## Record excerpts
━━━━━━━━━━━━━━━━
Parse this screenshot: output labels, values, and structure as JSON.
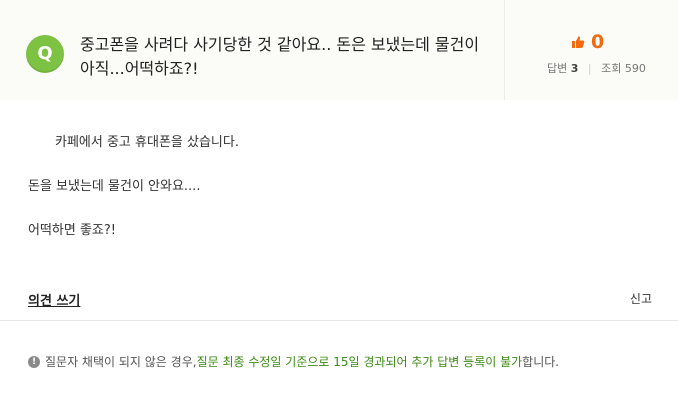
{
  "question": {
    "badge": "Q",
    "title": "중고폰을 사려다 사기당한 것 같아요.. 돈은 보냈는데 물건이 아직...어떡하죠?!"
  },
  "stats": {
    "like_count": "0",
    "answers_label": "답변",
    "answers_value": "3",
    "views_label": "조회",
    "views_value": "590",
    "like_color": "#f06a0f"
  },
  "body": {
    "line1": "카페에서 중고 휴대폰을 샀습니다.",
    "line2": "돈을 보냈는데 물건이 안와요....",
    "line3": "어떡하면 좋죠?!"
  },
  "actions": {
    "write_opinion": "의견 쓰기",
    "report": "신고"
  },
  "notice": {
    "prefix": "질문자 채택이 되지 않은 경우, ",
    "highlight": "질문 최종 수정일 기준으로 15일 경과되어 추가 답변 등록이 불가",
    "suffix": "합니다.",
    "icon": "warning-icon"
  },
  "colors": {
    "badge_green": "#7dc243",
    "notice_green": "#3c8a16",
    "header_bg": "#fbfbf7"
  }
}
━━━━━━━━━━━━━━━━
## The request
Write out the material above once more, exactly as it reads, with no pictures.

## Answer below
Parse this screenshot: output labels, values, and structure as JSON.
{
  "question": {
    "badge": "Q",
    "title": "중고폰을 사려다 사기당한 것 같아요.. 돈은 보냈는데 물건이 아직...어떡하죠?!"
  },
  "stats": {
    "like_count": "0",
    "answers_label": "답변",
    "answers_value": "3",
    "views_label": "조회",
    "views_value": "590",
    "like_color": "#f06a0f"
  },
  "body": {
    "line1": "카페에서 중고 휴대폰을 샀습니다.",
    "line2": "돈을 보냈는데 물건이 안와요....",
    "line3": "어떡하면 좋죠?!"
  },
  "actions": {
    "write_opinion": "의견 쓰기",
    "report": "신고"
  },
  "notice": {
    "prefix": "질문자 채택이 되지 않은 경우, ",
    "highlight": "질문 최종 수정일 기준으로 15일 경과되어 추가 답변 등록이 불가",
    "suffix": "합니다.",
    "icon": "warning-icon"
  },
  "colors": {
    "badge_green": "#7dc243",
    "notice_green": "#3c8a16",
    "header_bg": "#fbfbf7"
  }
}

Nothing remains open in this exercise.